_AIM:_
Whenever a line below holds the word "colors", copy that line.

Rows from a figure dataset:
★ ★ ★ ★

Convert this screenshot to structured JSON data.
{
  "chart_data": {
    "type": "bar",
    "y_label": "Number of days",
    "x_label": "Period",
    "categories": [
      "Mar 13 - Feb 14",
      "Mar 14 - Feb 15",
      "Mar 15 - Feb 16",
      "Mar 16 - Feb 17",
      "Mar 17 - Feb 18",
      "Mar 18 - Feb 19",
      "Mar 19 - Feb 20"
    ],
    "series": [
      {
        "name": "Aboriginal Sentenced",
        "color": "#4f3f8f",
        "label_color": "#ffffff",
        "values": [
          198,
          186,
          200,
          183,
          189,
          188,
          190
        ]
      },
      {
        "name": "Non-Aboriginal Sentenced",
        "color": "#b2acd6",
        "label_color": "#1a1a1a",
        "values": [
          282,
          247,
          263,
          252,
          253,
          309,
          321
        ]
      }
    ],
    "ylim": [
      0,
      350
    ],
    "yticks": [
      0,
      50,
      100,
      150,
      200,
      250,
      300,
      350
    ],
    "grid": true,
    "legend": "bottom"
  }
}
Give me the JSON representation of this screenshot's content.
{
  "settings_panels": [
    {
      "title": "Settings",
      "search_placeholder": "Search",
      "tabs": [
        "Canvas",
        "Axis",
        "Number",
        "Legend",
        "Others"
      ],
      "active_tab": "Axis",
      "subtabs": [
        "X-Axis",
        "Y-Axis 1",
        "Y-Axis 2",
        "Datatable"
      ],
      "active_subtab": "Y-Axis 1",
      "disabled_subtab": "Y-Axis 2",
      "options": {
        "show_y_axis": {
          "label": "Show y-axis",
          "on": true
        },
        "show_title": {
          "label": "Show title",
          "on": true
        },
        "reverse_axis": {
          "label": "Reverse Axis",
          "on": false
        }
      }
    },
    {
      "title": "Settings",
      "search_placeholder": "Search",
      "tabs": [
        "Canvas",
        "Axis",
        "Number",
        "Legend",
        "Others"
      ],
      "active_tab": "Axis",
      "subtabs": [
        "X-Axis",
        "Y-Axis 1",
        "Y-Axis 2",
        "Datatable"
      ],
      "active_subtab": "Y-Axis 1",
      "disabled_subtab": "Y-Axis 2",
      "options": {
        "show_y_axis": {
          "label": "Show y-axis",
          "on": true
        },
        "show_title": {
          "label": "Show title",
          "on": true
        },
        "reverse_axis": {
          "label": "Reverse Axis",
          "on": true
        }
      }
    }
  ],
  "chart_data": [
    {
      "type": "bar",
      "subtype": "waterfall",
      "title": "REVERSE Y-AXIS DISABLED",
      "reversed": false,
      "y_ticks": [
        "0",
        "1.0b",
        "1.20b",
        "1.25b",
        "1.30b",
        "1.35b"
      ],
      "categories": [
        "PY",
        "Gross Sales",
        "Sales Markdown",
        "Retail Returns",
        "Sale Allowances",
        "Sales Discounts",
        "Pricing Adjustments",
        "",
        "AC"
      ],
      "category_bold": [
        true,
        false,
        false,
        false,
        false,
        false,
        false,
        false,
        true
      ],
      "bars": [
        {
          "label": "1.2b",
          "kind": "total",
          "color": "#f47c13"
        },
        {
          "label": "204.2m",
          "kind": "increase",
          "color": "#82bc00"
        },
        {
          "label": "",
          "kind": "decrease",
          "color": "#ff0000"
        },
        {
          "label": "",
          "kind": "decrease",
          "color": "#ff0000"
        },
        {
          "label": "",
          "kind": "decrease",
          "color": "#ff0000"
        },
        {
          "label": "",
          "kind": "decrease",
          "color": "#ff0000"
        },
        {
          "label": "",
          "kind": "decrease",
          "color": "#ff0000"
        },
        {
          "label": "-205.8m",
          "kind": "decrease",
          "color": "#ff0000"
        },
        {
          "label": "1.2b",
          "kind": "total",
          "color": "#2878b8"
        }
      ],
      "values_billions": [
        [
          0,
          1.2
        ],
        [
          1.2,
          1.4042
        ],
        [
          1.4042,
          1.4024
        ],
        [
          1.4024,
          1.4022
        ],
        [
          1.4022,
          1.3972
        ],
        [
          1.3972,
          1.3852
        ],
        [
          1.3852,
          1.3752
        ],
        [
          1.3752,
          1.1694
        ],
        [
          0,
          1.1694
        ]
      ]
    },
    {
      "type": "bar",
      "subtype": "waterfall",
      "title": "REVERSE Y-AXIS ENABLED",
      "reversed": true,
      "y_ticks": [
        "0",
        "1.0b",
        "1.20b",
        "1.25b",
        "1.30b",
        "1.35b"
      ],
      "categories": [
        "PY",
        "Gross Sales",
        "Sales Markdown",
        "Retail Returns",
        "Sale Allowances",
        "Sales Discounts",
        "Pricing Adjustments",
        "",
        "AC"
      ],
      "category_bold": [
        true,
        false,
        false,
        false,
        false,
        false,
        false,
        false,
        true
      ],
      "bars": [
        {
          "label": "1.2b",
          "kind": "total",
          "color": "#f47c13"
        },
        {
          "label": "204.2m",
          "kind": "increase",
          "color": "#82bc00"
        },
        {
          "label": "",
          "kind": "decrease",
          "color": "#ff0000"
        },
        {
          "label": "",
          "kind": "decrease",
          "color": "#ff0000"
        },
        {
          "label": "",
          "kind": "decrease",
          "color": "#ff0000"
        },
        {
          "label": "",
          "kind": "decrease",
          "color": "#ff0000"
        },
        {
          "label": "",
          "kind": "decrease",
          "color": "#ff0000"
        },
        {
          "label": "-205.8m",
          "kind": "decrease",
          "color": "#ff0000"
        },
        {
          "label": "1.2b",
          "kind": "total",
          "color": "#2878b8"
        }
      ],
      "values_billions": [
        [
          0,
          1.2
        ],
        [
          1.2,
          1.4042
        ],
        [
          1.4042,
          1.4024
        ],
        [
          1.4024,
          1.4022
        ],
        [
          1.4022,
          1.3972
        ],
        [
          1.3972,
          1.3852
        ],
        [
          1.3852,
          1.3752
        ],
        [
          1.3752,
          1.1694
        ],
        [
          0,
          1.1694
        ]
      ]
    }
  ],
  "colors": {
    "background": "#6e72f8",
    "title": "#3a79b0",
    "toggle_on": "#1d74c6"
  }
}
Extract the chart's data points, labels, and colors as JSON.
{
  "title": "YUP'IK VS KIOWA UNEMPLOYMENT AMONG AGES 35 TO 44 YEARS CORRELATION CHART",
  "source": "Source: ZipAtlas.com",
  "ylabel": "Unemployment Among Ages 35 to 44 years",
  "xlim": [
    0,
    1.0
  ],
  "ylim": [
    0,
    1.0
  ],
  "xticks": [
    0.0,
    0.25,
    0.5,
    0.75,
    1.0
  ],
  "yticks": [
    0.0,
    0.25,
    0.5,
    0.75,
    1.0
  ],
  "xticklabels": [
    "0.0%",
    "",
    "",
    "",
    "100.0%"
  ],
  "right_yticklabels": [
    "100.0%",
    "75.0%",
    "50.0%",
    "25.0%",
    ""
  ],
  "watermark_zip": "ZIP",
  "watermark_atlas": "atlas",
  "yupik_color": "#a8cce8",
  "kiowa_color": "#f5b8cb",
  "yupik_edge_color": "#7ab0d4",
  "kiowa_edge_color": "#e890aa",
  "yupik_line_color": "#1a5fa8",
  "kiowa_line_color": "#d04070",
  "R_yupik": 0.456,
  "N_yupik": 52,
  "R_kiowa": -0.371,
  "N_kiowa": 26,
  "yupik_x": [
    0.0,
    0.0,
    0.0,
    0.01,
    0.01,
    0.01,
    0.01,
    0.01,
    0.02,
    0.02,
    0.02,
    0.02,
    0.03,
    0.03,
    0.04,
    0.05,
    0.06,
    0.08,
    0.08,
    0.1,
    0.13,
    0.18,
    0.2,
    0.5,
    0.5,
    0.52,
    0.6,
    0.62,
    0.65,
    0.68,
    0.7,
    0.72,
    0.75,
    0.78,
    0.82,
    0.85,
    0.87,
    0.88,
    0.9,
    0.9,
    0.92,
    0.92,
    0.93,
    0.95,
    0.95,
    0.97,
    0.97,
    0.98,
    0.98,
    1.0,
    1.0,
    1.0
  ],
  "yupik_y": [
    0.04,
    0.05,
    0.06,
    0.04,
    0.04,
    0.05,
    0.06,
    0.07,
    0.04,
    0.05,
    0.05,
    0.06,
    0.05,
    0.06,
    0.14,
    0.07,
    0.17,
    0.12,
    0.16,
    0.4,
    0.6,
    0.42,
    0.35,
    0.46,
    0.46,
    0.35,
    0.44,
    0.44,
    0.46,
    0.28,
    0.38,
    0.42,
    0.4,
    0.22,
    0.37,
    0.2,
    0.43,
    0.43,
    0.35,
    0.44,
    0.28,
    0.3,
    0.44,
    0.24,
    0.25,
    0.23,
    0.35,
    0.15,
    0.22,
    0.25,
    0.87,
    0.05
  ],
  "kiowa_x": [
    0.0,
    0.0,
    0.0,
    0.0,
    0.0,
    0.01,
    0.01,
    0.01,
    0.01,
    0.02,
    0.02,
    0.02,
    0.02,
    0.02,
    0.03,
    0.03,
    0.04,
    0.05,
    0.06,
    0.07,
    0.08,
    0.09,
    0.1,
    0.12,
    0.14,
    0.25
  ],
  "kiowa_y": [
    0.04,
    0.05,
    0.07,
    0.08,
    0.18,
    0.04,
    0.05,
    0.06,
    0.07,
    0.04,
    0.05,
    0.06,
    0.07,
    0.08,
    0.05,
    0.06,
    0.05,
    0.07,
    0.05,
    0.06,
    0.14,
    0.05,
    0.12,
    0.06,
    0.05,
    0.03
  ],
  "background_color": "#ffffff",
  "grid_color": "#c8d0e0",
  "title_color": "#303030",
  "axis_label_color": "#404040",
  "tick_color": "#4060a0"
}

★ ★ ★ ★

_CORRECT RESULT:_
  "colors": {
Extract the chart's data points, labels, and colors as JSON.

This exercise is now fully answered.